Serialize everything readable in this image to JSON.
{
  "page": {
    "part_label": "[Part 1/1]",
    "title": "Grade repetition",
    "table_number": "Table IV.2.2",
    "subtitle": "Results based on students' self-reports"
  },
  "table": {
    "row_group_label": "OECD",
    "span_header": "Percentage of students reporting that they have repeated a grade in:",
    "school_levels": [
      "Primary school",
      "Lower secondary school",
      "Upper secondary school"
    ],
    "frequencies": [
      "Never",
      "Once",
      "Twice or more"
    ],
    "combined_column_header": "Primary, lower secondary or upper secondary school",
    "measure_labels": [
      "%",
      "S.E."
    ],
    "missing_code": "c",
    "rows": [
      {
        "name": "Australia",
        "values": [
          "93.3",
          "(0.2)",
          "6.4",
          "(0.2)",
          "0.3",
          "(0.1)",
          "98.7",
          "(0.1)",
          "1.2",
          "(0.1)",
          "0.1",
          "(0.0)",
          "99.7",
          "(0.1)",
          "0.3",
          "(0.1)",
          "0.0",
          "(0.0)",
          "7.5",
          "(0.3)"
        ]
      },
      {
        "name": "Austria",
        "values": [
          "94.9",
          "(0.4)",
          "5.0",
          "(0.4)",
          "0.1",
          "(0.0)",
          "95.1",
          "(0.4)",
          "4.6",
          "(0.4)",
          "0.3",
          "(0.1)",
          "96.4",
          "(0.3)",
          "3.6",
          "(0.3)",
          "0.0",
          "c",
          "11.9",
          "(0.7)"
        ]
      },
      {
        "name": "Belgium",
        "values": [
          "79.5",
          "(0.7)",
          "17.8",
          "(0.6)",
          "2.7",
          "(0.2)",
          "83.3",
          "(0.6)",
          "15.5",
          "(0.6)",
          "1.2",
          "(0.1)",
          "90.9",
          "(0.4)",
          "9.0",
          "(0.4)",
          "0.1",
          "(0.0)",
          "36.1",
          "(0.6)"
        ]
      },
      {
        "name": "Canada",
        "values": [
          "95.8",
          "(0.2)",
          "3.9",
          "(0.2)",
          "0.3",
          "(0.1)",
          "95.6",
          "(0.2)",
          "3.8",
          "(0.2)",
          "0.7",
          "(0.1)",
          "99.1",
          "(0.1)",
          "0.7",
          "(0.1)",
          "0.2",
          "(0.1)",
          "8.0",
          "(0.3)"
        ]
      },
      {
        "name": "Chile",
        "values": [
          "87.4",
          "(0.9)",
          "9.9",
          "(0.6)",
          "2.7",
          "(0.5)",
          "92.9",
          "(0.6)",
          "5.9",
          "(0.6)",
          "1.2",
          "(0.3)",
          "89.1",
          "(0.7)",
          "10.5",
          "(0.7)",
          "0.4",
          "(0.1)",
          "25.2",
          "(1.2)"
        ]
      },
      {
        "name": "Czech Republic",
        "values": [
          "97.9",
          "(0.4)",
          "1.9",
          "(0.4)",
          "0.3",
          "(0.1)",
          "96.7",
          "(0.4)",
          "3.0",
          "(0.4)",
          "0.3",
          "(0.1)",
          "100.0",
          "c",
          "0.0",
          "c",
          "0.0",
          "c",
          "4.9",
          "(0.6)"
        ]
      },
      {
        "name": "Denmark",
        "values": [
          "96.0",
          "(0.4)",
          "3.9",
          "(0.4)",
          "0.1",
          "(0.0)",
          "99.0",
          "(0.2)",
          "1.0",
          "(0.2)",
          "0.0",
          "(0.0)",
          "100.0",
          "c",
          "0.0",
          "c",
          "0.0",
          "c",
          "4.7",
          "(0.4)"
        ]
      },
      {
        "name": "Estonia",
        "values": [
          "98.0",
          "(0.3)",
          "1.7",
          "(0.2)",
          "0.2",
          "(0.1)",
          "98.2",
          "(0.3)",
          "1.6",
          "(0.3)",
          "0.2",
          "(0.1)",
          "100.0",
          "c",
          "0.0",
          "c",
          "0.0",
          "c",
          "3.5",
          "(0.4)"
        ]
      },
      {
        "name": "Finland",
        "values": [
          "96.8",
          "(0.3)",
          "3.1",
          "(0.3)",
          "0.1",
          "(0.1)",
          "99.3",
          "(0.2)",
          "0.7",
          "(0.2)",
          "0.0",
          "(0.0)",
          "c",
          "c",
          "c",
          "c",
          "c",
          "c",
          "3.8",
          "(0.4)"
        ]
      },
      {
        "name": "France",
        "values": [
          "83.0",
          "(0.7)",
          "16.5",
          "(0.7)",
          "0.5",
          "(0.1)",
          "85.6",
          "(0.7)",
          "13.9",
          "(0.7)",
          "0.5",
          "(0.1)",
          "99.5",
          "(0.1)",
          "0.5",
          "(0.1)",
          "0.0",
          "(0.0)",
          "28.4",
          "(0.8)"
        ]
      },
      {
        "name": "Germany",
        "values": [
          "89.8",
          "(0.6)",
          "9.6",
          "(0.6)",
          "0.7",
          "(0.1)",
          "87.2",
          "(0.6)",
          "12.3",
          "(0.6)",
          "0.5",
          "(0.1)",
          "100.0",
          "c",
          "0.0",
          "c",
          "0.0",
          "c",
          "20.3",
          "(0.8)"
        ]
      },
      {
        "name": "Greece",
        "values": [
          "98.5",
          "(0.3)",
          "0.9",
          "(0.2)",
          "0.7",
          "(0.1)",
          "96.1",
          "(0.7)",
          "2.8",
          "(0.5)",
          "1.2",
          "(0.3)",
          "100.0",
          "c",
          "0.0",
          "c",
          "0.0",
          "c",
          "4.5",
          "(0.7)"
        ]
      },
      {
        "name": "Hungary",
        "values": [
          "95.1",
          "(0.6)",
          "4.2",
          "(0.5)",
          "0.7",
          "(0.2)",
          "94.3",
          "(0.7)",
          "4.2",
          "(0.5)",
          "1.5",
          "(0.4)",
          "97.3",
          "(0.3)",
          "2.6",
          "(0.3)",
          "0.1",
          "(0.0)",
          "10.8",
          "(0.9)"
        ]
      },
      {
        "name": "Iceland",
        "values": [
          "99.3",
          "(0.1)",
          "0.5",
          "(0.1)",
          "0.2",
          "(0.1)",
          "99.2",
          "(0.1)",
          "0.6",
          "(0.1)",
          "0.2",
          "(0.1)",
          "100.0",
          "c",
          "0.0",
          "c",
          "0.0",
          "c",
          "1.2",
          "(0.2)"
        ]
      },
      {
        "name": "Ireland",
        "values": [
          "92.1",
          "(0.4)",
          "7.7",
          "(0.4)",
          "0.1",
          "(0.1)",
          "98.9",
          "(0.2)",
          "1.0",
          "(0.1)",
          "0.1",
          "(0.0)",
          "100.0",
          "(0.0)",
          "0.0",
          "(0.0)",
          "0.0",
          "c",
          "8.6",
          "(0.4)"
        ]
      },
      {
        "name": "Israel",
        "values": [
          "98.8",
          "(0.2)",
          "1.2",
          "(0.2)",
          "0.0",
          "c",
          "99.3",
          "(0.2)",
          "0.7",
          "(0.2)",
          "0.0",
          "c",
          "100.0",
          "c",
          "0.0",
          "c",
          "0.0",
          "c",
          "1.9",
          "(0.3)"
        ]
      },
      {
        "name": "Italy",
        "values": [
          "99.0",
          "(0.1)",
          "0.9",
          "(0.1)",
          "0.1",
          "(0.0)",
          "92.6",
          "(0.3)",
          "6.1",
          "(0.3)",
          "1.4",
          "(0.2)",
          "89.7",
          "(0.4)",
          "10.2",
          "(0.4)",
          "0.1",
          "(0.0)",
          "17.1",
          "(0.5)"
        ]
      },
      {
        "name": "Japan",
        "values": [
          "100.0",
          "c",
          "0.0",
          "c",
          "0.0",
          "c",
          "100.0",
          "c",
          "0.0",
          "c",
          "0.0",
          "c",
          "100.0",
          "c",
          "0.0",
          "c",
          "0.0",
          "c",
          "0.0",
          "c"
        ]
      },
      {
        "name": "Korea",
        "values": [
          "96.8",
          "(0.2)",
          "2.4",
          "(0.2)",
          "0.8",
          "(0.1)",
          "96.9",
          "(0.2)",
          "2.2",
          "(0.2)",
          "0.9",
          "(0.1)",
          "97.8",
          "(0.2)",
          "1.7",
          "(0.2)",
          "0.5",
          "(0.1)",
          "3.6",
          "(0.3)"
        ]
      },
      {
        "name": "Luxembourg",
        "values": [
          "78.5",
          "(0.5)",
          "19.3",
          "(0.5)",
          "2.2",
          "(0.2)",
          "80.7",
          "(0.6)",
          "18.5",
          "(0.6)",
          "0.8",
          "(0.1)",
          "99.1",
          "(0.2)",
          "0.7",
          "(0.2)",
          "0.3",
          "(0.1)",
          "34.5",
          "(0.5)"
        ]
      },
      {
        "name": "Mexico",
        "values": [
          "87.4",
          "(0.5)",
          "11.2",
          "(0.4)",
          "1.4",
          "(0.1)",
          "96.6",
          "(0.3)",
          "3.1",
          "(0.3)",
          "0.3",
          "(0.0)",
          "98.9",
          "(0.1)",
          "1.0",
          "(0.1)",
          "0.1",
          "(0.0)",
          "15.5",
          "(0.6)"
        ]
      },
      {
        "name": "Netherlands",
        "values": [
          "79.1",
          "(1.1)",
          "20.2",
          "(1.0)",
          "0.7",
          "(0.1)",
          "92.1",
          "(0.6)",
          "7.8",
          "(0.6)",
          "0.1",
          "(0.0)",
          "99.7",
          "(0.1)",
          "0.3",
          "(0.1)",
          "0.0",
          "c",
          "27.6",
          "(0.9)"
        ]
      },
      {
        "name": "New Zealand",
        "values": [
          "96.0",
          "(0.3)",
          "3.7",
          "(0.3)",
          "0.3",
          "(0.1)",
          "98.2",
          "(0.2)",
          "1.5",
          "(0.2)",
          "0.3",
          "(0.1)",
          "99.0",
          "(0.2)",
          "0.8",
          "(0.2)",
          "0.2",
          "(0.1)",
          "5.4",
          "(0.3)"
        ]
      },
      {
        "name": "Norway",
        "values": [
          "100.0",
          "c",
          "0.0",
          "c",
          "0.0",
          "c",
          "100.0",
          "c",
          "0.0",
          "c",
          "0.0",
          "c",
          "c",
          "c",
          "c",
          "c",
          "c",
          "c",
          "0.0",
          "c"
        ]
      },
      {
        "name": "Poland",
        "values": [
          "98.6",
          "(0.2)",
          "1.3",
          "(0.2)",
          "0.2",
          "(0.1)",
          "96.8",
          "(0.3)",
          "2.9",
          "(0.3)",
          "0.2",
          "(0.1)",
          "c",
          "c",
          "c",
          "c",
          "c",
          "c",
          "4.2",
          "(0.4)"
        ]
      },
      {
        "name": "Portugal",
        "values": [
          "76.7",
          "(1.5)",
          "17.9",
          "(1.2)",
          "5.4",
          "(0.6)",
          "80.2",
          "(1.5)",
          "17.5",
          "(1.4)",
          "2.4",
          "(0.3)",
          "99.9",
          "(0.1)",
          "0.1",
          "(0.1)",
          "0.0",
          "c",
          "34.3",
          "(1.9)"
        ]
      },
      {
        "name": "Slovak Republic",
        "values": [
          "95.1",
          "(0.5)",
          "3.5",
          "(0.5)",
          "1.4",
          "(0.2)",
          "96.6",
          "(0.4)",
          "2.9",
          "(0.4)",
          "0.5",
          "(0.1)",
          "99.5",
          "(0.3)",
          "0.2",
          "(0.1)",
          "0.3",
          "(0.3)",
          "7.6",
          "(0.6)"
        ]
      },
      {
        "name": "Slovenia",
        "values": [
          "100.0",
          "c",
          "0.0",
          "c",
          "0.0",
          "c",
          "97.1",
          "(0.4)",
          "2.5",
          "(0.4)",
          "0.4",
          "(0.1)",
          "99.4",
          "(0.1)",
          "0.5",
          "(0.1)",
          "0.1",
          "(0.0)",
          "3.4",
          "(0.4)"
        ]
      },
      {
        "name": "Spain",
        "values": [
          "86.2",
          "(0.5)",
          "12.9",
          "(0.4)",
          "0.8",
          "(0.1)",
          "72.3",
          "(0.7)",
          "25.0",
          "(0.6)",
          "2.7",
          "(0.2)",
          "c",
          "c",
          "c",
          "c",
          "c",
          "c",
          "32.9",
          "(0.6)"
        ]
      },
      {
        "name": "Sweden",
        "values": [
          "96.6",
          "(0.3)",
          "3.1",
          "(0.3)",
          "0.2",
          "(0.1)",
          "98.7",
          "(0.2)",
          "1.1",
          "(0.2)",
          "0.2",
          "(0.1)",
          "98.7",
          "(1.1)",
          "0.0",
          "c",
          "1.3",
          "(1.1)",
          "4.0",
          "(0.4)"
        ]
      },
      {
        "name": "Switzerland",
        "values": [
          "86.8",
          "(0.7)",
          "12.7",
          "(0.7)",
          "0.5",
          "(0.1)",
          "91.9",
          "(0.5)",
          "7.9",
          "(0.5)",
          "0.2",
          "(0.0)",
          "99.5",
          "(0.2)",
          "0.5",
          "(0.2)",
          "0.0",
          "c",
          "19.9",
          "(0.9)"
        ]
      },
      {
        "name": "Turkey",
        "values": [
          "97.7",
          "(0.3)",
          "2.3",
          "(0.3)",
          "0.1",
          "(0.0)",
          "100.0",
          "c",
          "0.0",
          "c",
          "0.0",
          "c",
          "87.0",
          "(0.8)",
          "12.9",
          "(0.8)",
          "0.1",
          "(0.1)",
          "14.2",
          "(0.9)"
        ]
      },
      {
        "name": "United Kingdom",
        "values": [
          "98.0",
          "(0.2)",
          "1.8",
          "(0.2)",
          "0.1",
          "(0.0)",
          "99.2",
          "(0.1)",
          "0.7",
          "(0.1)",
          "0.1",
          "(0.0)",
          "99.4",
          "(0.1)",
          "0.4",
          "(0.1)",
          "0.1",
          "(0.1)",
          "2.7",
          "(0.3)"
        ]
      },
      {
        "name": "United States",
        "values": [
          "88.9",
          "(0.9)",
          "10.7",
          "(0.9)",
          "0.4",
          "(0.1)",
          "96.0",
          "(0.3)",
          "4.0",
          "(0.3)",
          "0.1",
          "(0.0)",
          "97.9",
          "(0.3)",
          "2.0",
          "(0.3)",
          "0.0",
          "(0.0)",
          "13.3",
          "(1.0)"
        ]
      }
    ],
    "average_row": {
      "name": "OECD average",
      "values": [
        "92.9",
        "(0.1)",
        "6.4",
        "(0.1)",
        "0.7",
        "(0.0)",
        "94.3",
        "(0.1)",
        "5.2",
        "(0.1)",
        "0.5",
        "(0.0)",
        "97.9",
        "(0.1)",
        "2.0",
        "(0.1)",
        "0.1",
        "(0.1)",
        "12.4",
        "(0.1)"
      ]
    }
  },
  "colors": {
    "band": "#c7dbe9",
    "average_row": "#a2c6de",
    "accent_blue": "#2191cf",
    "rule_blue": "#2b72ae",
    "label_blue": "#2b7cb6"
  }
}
_ _ _ _ _
Directions:
Copy out every line where the word "Republic" occurs.

The response:
        "name": "Czech Republic",
        "name": "Slovak Republic",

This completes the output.